- PROBLEMA DA RISOLVERE -
Elenca tutti gli argomenti che il titolo dell'estratto sull'assegno circolare postale annuncia dopo i due punti.

- ESTRATTO DELLA PAGINA -
==================================================
Assegno circolare postale: che cos’è, come funziona, costi, emissione

Nel linguaggio comune quando si parla di assegni si pensa immediatamente al libretto che fornisce la banca su richiesta del cliente. In realtà esiste anche un assegno circolare postale che si differenzia da quello bancario per le modalità di emissione e per la copertura. Scopriamo insieme le caratteristiche di questo strumento di pagamento.

Che cos’è l’assegno circolare postale

L’assegno circolare viene definito come un titolo di credito, al pari di quello bancario, in virtù del quale un soggetto vanta un credito nei confronti di un altro soggetto, persona o azienda, pari all’importo indicato sul titolo stesso. I vantaggi derivanti dall’emissione di un assegno, bancario o circolare, sono quello di avere una forma di pagamento sicuro e di tracciare con facilità i movimenti di denaro tra diversi soggetti. Bisogna precisare che l’assegno circolare, a differenza di quello bancario, è maggiormente preferito nelle transazioni economiche in virtù del fatto che questo titolo di credito può essere emesso solo a fronte della disponibilità, da parte del soggetto che ne chiede l’emissione, della somma di denaro che viene indicata sull’assegno.
==================================================
- MATERIALE FORNITO -
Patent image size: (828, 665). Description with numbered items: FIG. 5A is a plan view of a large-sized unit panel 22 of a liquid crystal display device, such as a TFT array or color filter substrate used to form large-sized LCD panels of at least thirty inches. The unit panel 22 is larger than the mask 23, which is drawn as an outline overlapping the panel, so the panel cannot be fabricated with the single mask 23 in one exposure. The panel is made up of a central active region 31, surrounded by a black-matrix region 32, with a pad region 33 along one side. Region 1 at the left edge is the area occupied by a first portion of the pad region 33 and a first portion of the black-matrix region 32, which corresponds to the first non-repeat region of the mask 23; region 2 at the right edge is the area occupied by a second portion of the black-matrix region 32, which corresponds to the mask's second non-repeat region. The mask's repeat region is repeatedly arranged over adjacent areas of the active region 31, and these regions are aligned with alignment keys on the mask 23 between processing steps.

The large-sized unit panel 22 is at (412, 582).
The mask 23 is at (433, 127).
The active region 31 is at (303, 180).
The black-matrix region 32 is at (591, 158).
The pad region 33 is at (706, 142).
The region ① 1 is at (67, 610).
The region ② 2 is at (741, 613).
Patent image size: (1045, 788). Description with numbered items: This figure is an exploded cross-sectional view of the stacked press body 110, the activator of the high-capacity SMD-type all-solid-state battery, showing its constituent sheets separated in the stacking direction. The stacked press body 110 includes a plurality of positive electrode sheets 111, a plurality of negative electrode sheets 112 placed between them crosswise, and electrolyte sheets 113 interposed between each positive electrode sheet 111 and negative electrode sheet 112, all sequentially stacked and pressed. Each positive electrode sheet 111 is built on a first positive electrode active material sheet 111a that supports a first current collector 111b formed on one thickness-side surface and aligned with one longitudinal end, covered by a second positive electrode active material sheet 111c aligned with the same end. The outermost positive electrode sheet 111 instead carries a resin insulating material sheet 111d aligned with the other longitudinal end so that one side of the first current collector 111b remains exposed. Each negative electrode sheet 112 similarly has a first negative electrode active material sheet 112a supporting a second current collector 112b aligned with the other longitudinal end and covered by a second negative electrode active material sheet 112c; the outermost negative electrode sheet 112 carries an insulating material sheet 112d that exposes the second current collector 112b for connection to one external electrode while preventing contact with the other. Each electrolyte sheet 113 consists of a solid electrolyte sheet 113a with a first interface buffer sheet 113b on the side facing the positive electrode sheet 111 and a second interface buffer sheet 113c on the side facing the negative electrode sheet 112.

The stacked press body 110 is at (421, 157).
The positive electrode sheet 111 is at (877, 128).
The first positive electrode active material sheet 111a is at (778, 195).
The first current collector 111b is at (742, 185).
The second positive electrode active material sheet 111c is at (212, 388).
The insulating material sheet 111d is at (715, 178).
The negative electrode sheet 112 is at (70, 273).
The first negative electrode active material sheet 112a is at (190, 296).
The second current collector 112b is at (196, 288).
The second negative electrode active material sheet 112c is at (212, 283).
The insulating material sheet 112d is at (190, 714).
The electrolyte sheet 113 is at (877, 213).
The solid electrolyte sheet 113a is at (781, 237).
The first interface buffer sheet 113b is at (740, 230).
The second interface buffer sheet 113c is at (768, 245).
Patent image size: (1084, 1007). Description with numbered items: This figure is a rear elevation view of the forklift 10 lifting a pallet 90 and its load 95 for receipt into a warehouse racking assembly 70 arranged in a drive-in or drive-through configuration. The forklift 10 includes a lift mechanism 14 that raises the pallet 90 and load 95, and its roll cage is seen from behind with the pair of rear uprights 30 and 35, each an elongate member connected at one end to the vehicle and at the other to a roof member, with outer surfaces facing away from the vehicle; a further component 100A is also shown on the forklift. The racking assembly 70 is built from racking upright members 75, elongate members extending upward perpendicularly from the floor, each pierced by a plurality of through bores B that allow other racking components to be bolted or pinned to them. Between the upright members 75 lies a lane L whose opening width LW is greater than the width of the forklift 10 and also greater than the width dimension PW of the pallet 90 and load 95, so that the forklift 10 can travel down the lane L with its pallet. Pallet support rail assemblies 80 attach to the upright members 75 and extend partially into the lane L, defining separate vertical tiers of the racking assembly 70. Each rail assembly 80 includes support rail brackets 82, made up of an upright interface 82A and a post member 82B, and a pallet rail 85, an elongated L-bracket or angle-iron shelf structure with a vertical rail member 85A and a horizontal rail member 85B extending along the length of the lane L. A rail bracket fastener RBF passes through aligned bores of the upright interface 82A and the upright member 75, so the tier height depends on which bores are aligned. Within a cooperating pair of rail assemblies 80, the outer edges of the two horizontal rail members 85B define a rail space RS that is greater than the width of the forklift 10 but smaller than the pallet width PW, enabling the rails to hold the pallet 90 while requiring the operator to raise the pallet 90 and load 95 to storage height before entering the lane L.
==================================================
- SOLUZIONE DELL'ESERCIZIO -
- che cos'è
- come funziona
- costi
- emissione